§ **Your task**: Copy out the data below verbatim.

[Data entries]
○ ○ ○ ○ ○
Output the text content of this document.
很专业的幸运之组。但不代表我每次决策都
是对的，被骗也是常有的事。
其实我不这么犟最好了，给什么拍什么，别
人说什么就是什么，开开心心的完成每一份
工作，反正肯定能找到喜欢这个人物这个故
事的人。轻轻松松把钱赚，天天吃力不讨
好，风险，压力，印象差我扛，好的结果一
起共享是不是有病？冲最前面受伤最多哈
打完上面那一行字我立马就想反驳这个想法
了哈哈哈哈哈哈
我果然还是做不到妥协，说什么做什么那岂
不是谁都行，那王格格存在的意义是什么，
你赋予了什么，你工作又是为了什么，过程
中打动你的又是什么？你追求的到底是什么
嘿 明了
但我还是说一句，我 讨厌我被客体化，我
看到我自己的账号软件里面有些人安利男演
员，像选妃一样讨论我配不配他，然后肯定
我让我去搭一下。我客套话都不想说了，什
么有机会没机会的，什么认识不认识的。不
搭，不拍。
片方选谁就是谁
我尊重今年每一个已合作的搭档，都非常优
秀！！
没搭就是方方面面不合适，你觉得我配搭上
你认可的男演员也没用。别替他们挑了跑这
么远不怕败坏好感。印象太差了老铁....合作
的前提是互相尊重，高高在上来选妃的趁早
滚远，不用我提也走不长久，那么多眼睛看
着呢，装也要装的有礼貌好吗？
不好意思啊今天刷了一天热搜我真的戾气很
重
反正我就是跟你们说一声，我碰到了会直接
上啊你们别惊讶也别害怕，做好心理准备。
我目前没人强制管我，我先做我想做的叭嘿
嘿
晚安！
○ ○ ○ ○ ○
§ **Solution to this problem**:
Output the text content of this document.
很专业的幸运之组。但不代表我每次决策都
是对的，被骗也是常有的事。
其实我不这么犟最好了，给什么拍什么，别
人说什么就是什么，开开心心的完成每一份
工作，反正肯定能找到喜欢这个人物这个故
事的人。轻轻松松把钱赚，天天吃力不讨
好，风险，压力，印象差我扛，好的结果一
起共享是不是有病？冲最前面受伤最多哈
打完上面那一行字我立马就想反驳这个想法
了哈哈哈哈哈哈
我果然还是做不到妥协，说什么做什么那岂
不是谁都行，那王格格存在的意义是什么，
你赋予了什么，你工作又是为了什么，过程
中打动你的又是什么？你追求的到底是什么
嘿 明了
但我还是说一句，我 讨厌我被客体化，我
看到我自己的账号软件里面有些人安利男演
员，像选妃一样讨论我配不配他，然后肯定
我让我去搭一下。我客套话都不想说了，什
么有机会没机会的，什么认识不认识的。不
搭，不拍。
片方选谁就是谁
我尊重今年每一个已合作的搭档，都非常优
秀！！
没搭就是方方面面不合适，你觉得我配搭上
你认可的男演员也没用。别替他们挑了跑这
么远不怕败坏好感。印象太差了老铁....合作
的前提是互相尊重，高高在上来选妃的趁早
滚远，不用我提也走不长久，那么多眼睛看
着呢，装也要装的有礼貌好吗？
不好意思啊今天刷了一天热搜我真的戾气很
重
反正我就是跟你们说一声，我碰到了会直接
上啊你们别惊讶也别害怕，做好心理准备。
我目前没人强制管我，我先做我想做的叭嘿
嘿
晚安！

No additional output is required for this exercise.